Frequency-dependent changes in left–right coordination of activity following selective removal of particular CIN pathways. A, Performance of both models after removal of both V0 (V0_V and V0_D) CIN populations. B, Performance of both models after selective removal of V0_V CIN or V2a populations. C, D, Performance of Model 1 and Model 2, respectively, after selective removal of V0_D CIN populations. The left column in each panel shows the activity of all centers and the remaining (left) CIN populations. In all panels, α was increased for 200 s. The vertical dashed lines indicate the beginning of the left flexor phases at lower and higher values of α (and oscillation frequency). The right column in each panel shows changes of the key model characteristics in response to a slow ramp increase of neuronal excitation: the top diagram shows changes in the frequency of oscillation; the middle diagram represents changes in the amplitude of activity of l-RG-F (red) and l-RG-E (blue) centers; and the bottom diagram shows changes in the amplitude of activity of V3 (green), V0_D (purple), and V0_V (brown) CIN populations. The dash-dotted vertical lines in right panels indicate transitions between left–right alternation and left–right synchronization. The regions of left–right synchronized activity are highlighted by pink rectangles. Modified from Shevtsova et al. (2015), their Figures 7 and 8, with permission.

Figure 9.

Potential changes in left–right coordination in models of mutants lacking particular axon-guiding molecules Netrin-1, DCC, or EphA4. A1, Model of circuits in Netrin-1 KO mice. The majority of axons of V0_D and V0_V CINs do not cross the midline (dashed lines), hence reducing mutual inhibition between left and right RGs. A2, Quantification of transcription factor phenotype in different traced CINs that shows significant differences in affected V0_D and V0_V CIN (but not V3) populations in Netrin-1 KO mice. Modified from Rabe et al. (2009), their Figure 5L, with permission. B1, Model of circuits in DCC KO mice: significant portions of axons of V0_D and V0_V, and V3 CINs do not cross the midline (dashed lines), hence reducing both mutual inhibition and mutual excitation between left and right RGs. B2, Quantification of transcription factor phenotype in different traced CINs that shows significant differences in affected V0_D, V0_V, and V3 CIN populations in DCC KO mice. Modified from Rabe Bernhardt et al. (2012), their Figure 4I, with permission. C, Model of circuits in EphA4 KO mice: many axons of EphA4⁺ V2a populations do not activate V0_V CINs, hence reducing mutual inhibition between left and right RGs. In A1, B1, and C, both the right connections with reduced numbers of axons and the redirected axons in the corresponding mutant circuits are shown by dashed lines.

__Dataset records__.
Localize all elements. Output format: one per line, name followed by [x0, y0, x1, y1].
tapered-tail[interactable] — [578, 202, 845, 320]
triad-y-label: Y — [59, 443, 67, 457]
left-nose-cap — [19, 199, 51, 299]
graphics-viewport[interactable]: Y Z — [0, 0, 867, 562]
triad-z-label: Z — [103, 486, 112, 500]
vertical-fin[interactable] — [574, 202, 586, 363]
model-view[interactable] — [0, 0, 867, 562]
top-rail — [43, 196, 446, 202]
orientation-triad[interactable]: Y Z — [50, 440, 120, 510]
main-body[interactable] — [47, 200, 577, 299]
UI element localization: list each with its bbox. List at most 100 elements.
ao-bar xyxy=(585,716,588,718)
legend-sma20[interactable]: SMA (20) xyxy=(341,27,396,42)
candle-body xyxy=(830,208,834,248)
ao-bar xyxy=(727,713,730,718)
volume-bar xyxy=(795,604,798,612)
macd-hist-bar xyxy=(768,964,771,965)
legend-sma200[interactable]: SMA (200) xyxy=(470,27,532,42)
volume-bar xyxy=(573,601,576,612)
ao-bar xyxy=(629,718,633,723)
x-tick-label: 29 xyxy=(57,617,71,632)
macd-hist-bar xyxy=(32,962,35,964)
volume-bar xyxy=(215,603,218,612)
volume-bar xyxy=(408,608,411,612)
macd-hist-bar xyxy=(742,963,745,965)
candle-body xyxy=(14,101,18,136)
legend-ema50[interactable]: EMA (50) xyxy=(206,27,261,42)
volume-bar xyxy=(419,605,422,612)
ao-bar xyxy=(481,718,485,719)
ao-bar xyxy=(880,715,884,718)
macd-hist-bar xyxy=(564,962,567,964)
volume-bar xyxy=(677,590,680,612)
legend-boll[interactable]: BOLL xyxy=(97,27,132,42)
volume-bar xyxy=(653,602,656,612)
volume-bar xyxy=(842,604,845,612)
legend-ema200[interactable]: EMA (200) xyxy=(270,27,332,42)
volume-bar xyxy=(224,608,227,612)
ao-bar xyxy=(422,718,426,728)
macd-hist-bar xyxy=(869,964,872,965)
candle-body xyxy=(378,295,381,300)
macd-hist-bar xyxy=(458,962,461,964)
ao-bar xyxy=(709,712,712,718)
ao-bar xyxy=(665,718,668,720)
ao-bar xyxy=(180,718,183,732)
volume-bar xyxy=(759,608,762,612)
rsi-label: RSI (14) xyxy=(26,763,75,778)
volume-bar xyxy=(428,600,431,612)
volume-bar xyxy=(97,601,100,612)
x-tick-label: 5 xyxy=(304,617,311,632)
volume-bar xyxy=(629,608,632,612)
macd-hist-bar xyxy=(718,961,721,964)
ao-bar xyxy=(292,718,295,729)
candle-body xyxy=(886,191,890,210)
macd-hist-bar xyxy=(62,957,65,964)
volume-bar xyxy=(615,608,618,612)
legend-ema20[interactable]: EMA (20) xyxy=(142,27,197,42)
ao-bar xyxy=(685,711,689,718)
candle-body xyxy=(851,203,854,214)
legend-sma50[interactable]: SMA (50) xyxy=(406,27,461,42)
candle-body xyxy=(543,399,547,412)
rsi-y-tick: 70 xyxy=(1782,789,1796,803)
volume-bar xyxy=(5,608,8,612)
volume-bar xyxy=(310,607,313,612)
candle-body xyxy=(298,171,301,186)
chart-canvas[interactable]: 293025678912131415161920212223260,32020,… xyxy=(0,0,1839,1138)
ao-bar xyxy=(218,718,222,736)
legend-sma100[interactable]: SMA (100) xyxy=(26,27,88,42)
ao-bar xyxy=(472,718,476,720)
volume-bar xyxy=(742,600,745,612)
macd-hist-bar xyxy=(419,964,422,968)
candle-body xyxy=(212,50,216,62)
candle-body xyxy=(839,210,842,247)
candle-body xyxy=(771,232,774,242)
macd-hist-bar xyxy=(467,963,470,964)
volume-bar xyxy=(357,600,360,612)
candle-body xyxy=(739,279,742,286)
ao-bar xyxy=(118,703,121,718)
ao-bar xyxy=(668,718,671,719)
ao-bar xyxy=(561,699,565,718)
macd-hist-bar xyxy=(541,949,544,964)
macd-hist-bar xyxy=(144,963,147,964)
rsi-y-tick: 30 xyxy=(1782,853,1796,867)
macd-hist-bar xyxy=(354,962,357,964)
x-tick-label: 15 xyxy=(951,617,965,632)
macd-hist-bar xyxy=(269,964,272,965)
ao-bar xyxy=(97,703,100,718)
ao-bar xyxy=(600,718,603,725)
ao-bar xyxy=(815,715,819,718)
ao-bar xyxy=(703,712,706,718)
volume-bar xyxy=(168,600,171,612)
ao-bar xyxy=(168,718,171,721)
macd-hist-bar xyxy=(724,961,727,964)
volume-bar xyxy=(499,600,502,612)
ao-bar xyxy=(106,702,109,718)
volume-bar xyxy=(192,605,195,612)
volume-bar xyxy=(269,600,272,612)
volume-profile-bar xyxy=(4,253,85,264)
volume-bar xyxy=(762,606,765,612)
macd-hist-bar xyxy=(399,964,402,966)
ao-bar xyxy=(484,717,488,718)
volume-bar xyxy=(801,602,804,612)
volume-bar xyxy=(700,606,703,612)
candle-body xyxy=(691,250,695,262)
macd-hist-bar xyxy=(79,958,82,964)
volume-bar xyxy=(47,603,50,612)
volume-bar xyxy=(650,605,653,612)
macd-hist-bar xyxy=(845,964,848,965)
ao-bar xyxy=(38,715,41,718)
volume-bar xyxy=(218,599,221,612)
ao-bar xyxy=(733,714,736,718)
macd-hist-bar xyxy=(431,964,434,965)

__Exercise 1__.
List every published work that the figure captions above cite as the source of a modified figure.
__Exercise 2__.
According to the figure captions, for how long was α increased in all panels?

__Written response 1__.
Shevtsova et al. (2015), Rabe et al. (2009), Rabe Bernhardt et al. (2012)

__Written response 2__.
200 s